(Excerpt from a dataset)
◆ ◆ ◆ ◆ ◆
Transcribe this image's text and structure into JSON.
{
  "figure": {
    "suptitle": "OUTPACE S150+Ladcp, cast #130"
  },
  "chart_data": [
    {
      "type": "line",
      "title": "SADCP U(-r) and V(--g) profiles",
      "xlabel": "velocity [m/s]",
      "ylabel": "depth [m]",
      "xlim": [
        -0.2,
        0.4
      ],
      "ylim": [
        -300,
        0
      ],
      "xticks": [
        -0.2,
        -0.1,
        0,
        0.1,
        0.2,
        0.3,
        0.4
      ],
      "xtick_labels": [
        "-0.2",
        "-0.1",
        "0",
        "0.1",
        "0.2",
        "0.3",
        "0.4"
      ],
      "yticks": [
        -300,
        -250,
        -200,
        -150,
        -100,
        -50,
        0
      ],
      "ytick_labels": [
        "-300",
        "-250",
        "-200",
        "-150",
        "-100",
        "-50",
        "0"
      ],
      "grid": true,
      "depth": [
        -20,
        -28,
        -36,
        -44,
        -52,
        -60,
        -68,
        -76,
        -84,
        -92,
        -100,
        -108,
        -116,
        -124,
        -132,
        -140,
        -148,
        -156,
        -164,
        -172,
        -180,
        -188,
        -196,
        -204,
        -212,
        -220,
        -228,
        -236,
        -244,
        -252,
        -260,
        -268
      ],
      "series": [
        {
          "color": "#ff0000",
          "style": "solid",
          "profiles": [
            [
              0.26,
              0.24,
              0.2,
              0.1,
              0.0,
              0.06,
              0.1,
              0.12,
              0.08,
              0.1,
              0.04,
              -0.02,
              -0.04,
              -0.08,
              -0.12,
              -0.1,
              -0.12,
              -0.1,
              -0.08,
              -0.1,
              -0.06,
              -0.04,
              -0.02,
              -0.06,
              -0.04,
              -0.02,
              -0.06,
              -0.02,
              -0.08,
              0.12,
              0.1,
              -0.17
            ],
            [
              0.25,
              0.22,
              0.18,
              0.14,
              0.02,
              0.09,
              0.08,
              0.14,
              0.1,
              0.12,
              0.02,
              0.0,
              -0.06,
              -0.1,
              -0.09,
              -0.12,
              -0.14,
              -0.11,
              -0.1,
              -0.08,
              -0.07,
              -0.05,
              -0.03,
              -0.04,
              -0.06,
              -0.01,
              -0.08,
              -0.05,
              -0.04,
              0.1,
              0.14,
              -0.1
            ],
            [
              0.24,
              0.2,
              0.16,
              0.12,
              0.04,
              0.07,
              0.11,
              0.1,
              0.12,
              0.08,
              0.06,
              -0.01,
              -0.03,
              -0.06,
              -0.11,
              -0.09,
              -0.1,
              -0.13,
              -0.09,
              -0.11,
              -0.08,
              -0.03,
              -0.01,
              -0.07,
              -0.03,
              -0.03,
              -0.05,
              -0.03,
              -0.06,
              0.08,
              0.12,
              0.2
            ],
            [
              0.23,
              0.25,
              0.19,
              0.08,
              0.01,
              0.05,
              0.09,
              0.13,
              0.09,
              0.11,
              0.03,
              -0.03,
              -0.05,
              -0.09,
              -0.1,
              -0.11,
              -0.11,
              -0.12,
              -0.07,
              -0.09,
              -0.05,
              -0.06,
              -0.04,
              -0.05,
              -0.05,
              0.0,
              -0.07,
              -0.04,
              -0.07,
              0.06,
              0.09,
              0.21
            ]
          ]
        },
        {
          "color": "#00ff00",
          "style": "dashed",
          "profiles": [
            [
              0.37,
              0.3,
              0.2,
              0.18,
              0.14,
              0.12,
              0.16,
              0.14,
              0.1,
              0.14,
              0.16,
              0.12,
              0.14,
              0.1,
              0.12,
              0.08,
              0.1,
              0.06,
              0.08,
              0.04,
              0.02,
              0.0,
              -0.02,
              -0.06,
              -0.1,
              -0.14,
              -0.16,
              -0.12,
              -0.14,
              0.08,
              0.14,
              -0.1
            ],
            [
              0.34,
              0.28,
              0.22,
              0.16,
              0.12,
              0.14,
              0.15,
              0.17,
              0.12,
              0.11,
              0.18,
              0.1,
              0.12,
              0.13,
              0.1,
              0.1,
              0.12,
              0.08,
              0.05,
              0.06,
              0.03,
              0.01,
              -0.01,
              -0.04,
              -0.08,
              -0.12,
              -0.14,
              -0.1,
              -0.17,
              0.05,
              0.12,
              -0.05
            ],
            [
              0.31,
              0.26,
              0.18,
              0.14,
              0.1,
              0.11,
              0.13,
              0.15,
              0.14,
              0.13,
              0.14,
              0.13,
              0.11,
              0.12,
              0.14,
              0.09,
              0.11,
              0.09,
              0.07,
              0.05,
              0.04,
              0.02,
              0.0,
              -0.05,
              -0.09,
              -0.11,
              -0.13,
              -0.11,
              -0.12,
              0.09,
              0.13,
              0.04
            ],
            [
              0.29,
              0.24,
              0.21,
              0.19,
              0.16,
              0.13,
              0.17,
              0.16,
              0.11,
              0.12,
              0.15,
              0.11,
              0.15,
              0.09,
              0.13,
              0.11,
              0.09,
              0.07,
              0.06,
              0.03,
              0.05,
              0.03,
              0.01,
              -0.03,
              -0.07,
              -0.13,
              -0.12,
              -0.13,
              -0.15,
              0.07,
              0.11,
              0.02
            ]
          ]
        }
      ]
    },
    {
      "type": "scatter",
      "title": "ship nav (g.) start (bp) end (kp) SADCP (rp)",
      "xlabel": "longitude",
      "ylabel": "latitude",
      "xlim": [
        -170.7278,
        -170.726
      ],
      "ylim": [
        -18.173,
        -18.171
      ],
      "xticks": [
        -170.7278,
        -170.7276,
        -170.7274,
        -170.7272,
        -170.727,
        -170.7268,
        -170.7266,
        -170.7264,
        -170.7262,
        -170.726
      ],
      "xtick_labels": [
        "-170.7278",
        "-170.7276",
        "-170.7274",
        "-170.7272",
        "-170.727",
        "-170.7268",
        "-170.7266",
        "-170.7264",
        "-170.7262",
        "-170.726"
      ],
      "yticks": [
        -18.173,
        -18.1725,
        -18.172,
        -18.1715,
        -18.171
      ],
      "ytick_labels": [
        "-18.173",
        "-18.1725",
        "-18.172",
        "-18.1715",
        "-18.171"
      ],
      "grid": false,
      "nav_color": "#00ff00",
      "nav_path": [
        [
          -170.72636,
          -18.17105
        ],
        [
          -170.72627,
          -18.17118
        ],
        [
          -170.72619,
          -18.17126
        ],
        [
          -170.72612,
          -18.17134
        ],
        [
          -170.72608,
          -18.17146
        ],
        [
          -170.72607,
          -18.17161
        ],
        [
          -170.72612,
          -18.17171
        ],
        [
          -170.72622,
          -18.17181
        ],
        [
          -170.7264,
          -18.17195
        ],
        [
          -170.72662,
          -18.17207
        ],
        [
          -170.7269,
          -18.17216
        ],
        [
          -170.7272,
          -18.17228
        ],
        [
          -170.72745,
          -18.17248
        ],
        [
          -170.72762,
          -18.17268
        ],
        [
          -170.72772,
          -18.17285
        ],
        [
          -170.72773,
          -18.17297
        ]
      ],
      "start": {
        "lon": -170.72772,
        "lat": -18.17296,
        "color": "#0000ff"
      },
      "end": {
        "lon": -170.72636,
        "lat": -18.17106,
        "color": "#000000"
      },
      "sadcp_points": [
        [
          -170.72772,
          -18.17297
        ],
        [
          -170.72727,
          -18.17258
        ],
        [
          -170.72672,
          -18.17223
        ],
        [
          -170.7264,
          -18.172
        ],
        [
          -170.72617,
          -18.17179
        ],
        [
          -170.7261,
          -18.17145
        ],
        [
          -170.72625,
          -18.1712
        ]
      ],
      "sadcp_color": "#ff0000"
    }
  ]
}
◆ ◆ ◆ ◆ ◆
> _WHAT IS ASKED_
Type out the whole listing above again, exactly as it stands.

> _REPLY TO THE TASK_
Transcribe this image's text and structure into JSON.
{
  "figure": {
    "suptitle": "OUTPACE S150+Ladcp, cast #130"
  },
  "chart_data": [
    {
      "type": "line",
      "title": "SADCP U(-r) and V(--g) profiles",
      "xlabel": "velocity [m/s]",
      "ylabel": "depth [m]",
      "xlim": [
        -0.2,
        0.4
      ],
      "ylim": [
        -300,
        0
      ],
      "xticks": [
        -0.2,
        -0.1,
        0,
        0.1,
        0.2,
        0.3,
        0.4
      ],
      "xtick_labels": [
        "-0.2",
        "-0.1",
        "0",
        "0.1",
        "0.2",
        "0.3",
        "0.4"
      ],
      "yticks": [
        -300,
        -250,
        -200,
        -150,
        -100,
        -50,
        0
      ],
      "ytick_labels": [
        "-300",
        "-250",
        "-200",
        "-150",
        "-100",
        "-50",
        "0"
      ],
      "grid": true,
      "depth": [
        -20,
        -28,
        -36,
        -44,
        -52,
        -60,
        -68,
        -76,
        -84,
        -92,
        -100,
        -108,
        -116,
        -124,
        -132,
        -140,
        -148,
        -156,
        -164,
        -172,
        -180,
        -188,
        -196,
        -204,
        -212,
        -220,
        -228,
        -236,
        -244,
        -252,
        -260,
        -268
      ],
      "series": [
        {
          "color": "#ff0000",
          "style": "solid",
          "profiles": [
            [
              0.26,
              0.24,
              0.2,
              0.1,
              0.0,
              0.06,
              0.1,
              0.12,
              0.08,
              0.1,
              0.04,
              -0.02,
              -0.04,
              -0.08,
              -0.12,
              -0.1,
              -0.12,
              -0.1,
              -0.08,
              -0.1,
              -0.06,
              -0.04,
              -0.02,
              -0.06,
              -0.04,
              -0.02,
              -0.06,
              -0.02,
              -0.08,
              0.12,
              0.1,
              -0.17
            ],
            [
              0.25,
              0.22,
              0.18,
              0.14,
              0.02,
              0.09,
              0.08,
              0.14,
              0.1,
              0.12,
              0.02,
              0.0,
              -0.06,
              -0.1,
              -0.09,
              -0.12,
              -0.14,
              -0.11,
              -0.1,
              -0.08,
              -0.07,
              -0.05,
              -0.03,
              -0.04,
              -0.06,
              -0.01,
              -0.08,
              -0.05,
              -0.04,
              0.1,
              0.14,
              -0.1
            ],
            [
              0.24,
              0.2,
              0.16,
              0.12,
              0.04,
              0.07,
              0.11,
              0.1,
              0.12,
              0.08,
              0.06,
              -0.01,
              -0.03,
              -0.06,
              -0.11,
              -0.09,
              -0.1,
              -0.13,
              -0.09,
              -0.11,
              -0.08,
              -0.03,
              -0.01,
              -0.07,
              -0.03,
              -0.03,
              -0.05,
              -0.03,
              -0.06,
              0.08,
              0.12,
              0.2
            ],
            [
              0.23,
              0.25,
              0.19,
              0.08,
              0.01,
              0.05,
              0.09,
              0.13,
              0.09,
              0.11,
              0.03,
              -0.03,
              -0.05,
              -0.09,
              -0.1,
              -0.11,
              -0.11,
              -0.12,
              -0.07,
              -0.09,
              -0.05,
              -0.06,
              -0.04,
              -0.05,
              -0.05,
              0.0,
              -0.07,
              -0.04,
              -0.07,
              0.06,
              0.09,
              0.21
            ]
          ]
        },
        {
          "color": "#00ff00",
          "style": "dashed",
          "profiles": [
            [
              0.37,
              0.3,
              0.2,
              0.18,
              0.14,
              0.12,
              0.16,
              0.14,
              0.1,
              0.14,
              0.16,
              0.12,
              0.14,
              0.1,
              0.12,
              0.08,
              0.1,
              0.06,
              0.08,
              0.04,
              0.02,
              0.0,
              -0.02,
              -0.06,
              -0.1,
              -0.14,
              -0.16,
              -0.12,
              -0.14,
              0.08,
              0.14,
              -0.1
            ],
            [
              0.34,
              0.28,
              0.22,
              0.16,
              0.12,
              0.14,
              0.15,
              0.17,
              0.12,
              0.11,
              0.18,
              0.1,
              0.12,
              0.13,
              0.1,
              0.1,
              0.12,
              0.08,
              0.05,
              0.06,
              0.03,
              0.01,
              -0.01,
              -0.04,
              -0.08,
              -0.12,
              -0.14,
              -0.1,
              -0.17,
              0.05,
              0.12,
              -0.05
            ],
            [
              0.31,
              0.26,
              0.18,
              0.14,
              0.1,
              0.11,
              0.13,
              0.15,
              0.14,
              0.13,
              0.14,
              0.13,
              0.11,
              0.12,
              0.14,
              0.09,
              0.11,
              0.09,
              0.07,
              0.05,
              0.04,
              0.02,
              0.0,
              -0.05,
              -0.09,
              -0.11,
              -0.13,
              -0.11,
              -0.12,
              0.09,
              0.13,
              0.04
            ],
            [
              0.29,
              0.24,
              0.21,
              0.19,
              0.16,
              0.13,
              0.17,
              0.16,
              0.11,
              0.12,
              0.15,
              0.11,
              0.15,
              0.09,
              0.13,
              0.11,
              0.09,
              0.07,
              0.06,
              0.03,
              0.05,
              0.03,
              0.01,
              -0.03,
              -0.07,
              -0.13,
              -0.12,
              -0.13,
              -0.15,
              0.07,
              0.11,
              0.02
            ]
          ]
        }
      ]
    },
    {
      "type": "scatter",
      "title": "ship nav (g.) start (bp) end (kp) SADCP (rp)",
      "xlabel": "longitude",
      "ylabel": "latitude",
      "xlim": [
        -170.7278,
        -170.726
      ],
      "ylim": [
        -18.173,
        -18.171
      ],
      "xticks": [
        -170.7278,
        -170.7276,
        -170.7274,
        -170.7272,
        -170.727,
        -170.7268,
        -170.7266,
        -170.7264,
        -170.7262,
        -170.726
      ],
      "xtick_labels": [
        "-170.7278",
        "-170.7276",
        "-170.7274",
        "-170.7272",
        "-170.727",
        "-170.7268",
        "-170.7266",
        "-170.7264",
        "-170.7262",
        "-170.726"
      ],
      "yticks": [
        -18.173,
        -18.1725,
        -18.172,
        -18.1715,
        -18.171
      ],
      "ytick_labels": [
        "-18.173",
        "-18.1725",
        "-18.172",
        "-18.1715",
        "-18.171"
      ],
      "grid": false,
      "nav_color": "#00ff00",
      "nav_path": [
        [
          -170.72636,
          -18.17105
        ],
        [
          -170.72627,
          -18.17118
        ],
        [
          -170.72619,
          -18.17126
        ],
        [
          -170.72612,
          -18.17134
        ],
        [
          -170.72608,
          -18.17146
        ],
        [
          -170.72607,
          -18.17161
        ],
        [
          -170.72612,
          -18.17171
        ],
        [
          -170.72622,
          -18.17181
        ],
        [
          -170.7264,
          -18.17195
        ],
        [
          -170.72662,
          -18.17207
        ],
        [
          -170.7269,
          -18.17216
        ],
        [
          -170.7272,
          -18.17228
        ],
        [
          -170.72745,
          -18.17248
        ],
        [
          -170.72762,
          -18.17268
        ],
        [
          -170.72772,
          -18.17285
        ],
        [
          -170.72773,
          -18.17297
        ]
      ],
      "start": {
        "lon": -170.72772,
        "lat": -18.17296,
        "color": "#0000ff"
      },
      "end": {
        "lon": -170.72636,
        "lat": -18.17106,
        "color": "#000000"
      },
      "sadcp_points": [
        [
          -170.72772,
          -18.17297
        ],
        [
          -170.72727,
          -18.17258
        ],
        [
          -170.72672,
          -18.17223
        ],
        [
          -170.7264,
          -18.172
        ],
        [
          -170.72617,
          -18.17179
        ],
        [
          -170.7261,
          -18.17145
        ],
        [
          -170.72625,
          -18.1712
        ]
      ],
      "sadcp_color": "#ff0000"
    }
  ]
}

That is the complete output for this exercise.